=== ESTRATTO DEL DOCUMENTO ===
DL 3/2015: Misure urgenti per il sistema bancario e gli investimenti.
C. 2844 Governo.
(Parere alle Commissioni riunite VI e X).
(Seguito dell'esame e conclusione – Parere favorevole con un'osservazione).

  La Commissione prosegue l'esame del provvedimento, rinviato, da ultimo, nella seduta del 3 marzo 2015.

  Emanuele COZZOLINO (M5S) ricorda nella scorsa seduta il relatore si era riservato di svolgere eventuali ulteriori approfondimenti in relazione alle disposizioni di cui ai commi 2 e 3 dell'articolo 5 del provvedimento in oggetto, che potrebbero contrastare con l'autonomia costituzionalmente garantita agli istituti universitari.
  Fa presente che, fermo restando il predetto punto critico, e premesso che si sta discutendo del parere su un testo che, alla luce degli oltre 600 emendamenti presentati nelle commissioni di merito, potrebbe cambiare anche in maniera sostanziale, ad avviso del suo gruppo il decreto in esame presenta più di una criticità sulla quale meriterebbe riflettere in sede di espressione di parere. In primo luogo, il solleva il profilo di costituzionalità che appare più rilevante, dato dall'assenza dei requisiti fondamentali di necessità e urgenza prescritti dall'articolo 77 della Costituzione per ricorrere all'adozione di un provvedimento di urgenza. Pur essendo consapevole del fatto che si tratta di una formalità alla quale il Governo non fa più caso e che sembra anche poco opportuno rammentare in sede parlamentare, rileva tuttavia che il decreto in oggetto costituisce un caso «di scuola» di un provvedimento d'urgenza adottato senza i requisiti necessari. Un provvedimento che, a suo avviso, meriterebbe una citazione in quella relazione sulla decretazione d'urgenza che la Presidente della Camera ha demandato alla I Commissione e che da tempo si è purtroppo inabissata pur dopo una pregevole relazione svolta dal Presidente Sisto.
=== VOCI FORNITE ===
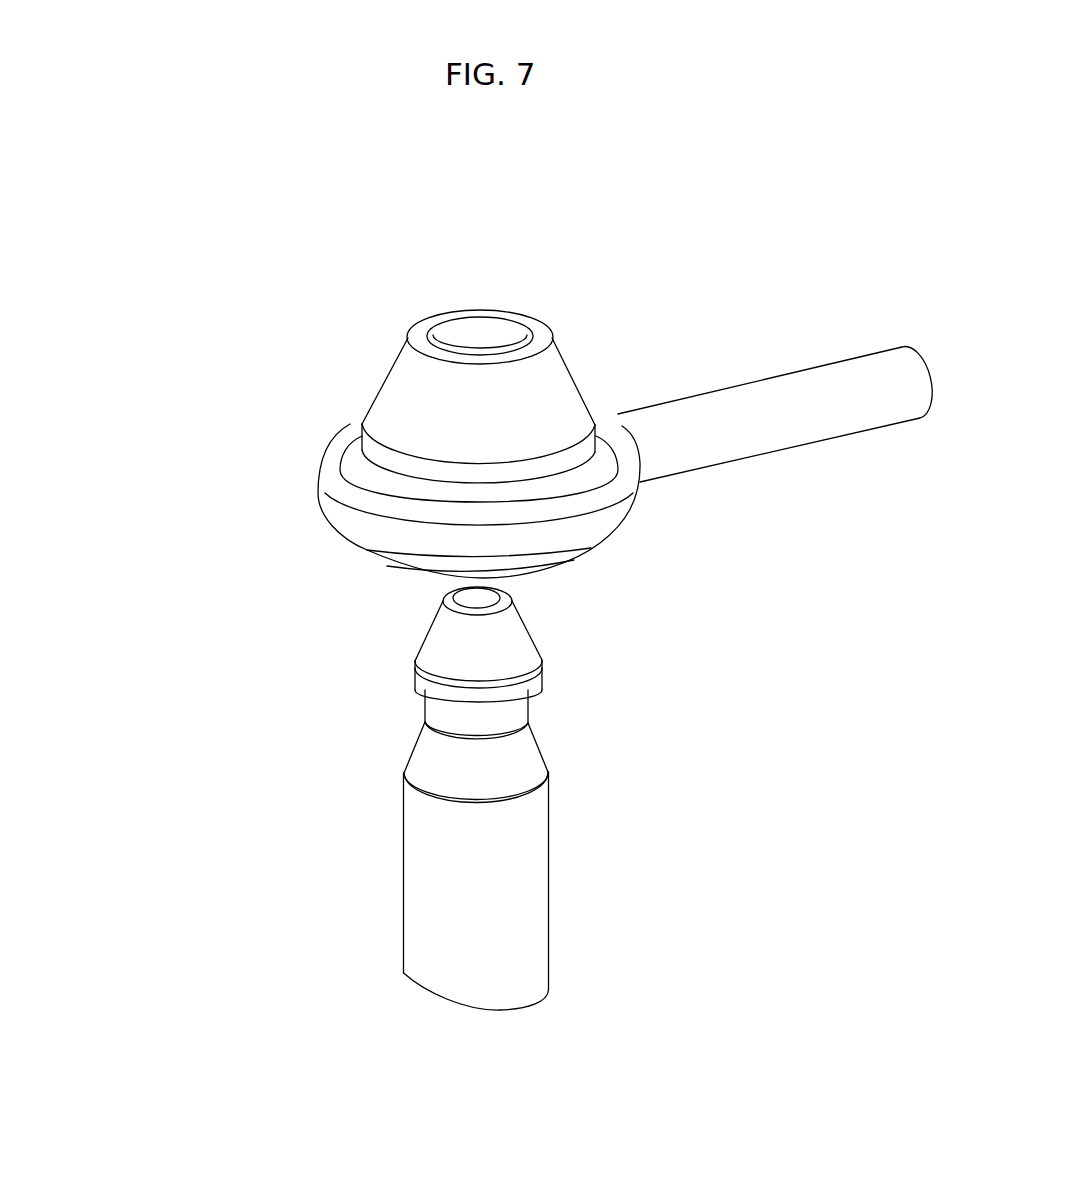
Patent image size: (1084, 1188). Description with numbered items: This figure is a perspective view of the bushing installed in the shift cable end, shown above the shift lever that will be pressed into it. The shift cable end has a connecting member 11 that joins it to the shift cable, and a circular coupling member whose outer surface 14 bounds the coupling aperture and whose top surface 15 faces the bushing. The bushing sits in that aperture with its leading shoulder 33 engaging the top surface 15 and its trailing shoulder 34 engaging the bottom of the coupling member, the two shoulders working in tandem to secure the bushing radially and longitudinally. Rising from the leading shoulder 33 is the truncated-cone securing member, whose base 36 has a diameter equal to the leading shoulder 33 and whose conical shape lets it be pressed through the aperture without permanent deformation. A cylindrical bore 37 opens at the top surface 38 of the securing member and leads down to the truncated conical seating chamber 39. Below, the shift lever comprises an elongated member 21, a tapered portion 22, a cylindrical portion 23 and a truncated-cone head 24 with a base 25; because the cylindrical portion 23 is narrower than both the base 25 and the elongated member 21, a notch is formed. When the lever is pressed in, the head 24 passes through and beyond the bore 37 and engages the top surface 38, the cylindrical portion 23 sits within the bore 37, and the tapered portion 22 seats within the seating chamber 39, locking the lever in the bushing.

The connecting member 11 is at (803, 425).
The outer surface 14 is at (610, 518).
The top surface 15 is at (388, 478).
The elongated member 21 is at (445, 868).
The tapered portion 22 is at (527, 772).
The cylindrical portion 23 is at (440, 719).
The head 24 is at (450, 640).
The base 25 is at (542, 693).
The leading shoulder 33 is at (378, 452).
The trailing shoulder 34 is at (530, 570).
The base 36 is at (532, 395).
The bore 37 is at (452, 332).
The top surface 38 is at (533, 322).
The seating chamber 39 is at (482, 345).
===
# [ISTRUZIONE SCRITTA A]
Ricopia identiche, per favore, le righe delle voci che vanno dall'inizio delle voci fino alla riga con "The connecting member 11 is at (803, 425).", entrambe incluse, senza riportare le immagini.
# [ISTRUZIONE SCRITTA B]
Prosegui l'estratto sull'esame del DL 3/2015 a partire dall'ultima frase riportata.

# [RISULTATO DELL'ESERCIZIO A]
Patent image size: (1084, 1188). Description with numbered items: This figure is a perspective view of the bushing installed in the shift cable end, shown above the shift lever that will be pressed into it. The shift cable end has a connecting member 11 that joins it to the shift cable, and a circular coupling member whose outer surface 14 bounds the coupling aperture and whose top surface 15 faces the bushing. The bushing sits in that aperture with its leading shoulder 33 engaging the top surface 15 and its trailing shoulder 34 engaging the bottom of the coupling member, the two shoulders working in tandem to secure the bushing radially and longitudinally. Rising from the leading shoulder 33 is the truncated-cone securing member, whose base 36 has a diameter equal to the leading shoulder 33 and whose conical shape lets it be pressed through the aperture without permanent deformation. A cylindrical bore 37 opens at the top surface 38 of the securing member and leads down to the truncated conical seating chamber 39. Below, the shift lever comprises an elongated member 21, a tapered portion 22, a cylindrical portion 23 and a truncated-cone head 24 with a base 25; because the cylindrical portion 23 is narrower than both the base 25 and the elongated member 21, a notch is formed. When the lever is pressed in, the head 24 passes through and beyond the bore 37 and engages the top surface 38, the cylindrical portion 23 sits within the bore 37, and the tapered portion 22 seats within the seating chamber 39, locking the lever in the bushing.

The connecting member 11 is at (803, 425).

# [RISULTATO DELL'ESERCIZIO B]
  Rileva come nella relazione introduttiva il Governo si sia dato un gran daffare per ampliare il concetto di straordinaria necessità e urgenza abbozzato nella prima premessa che precede il testo del decreto, disegnando il quadro in evoluzione a livello continentale. Il problema, tuttavia, è che non c’è un solo motivo che giustifichi l'adozione di questo decreto, al posto di un disegno di legge, peraltro operata in una fase temporale e politico-costituzionale che lascia assai perplessi. Il Governo, infatti, ha ritenuto di dover varare il decreto in assenza del presidente della Repubblica, e sottoponendolo alla firma del presidente del Senato che ne faceva le veci pro Pag. 41tempore. Osserva poi che ulteriori prove a carico della mancanza dei requisiti di necessità e urgenza sono rinvenibili nella formulazione dell'articolo 1, che costituisce l'architrave del provvedimento. In tale articolo sono contenute ben due disposizioni – al comma 1, lettera a), e al comma 2 – dove si rinvia a disposizioni attuative della Banca d'Italia, senza prevedere un termine esplicito entro il quale queste ultime debbono essere adottate.
  Rileva che, analogamente, l'articolo 8, comma 2, rinvia a un regolamento, non prevedendo alcun termine per la sua adozione.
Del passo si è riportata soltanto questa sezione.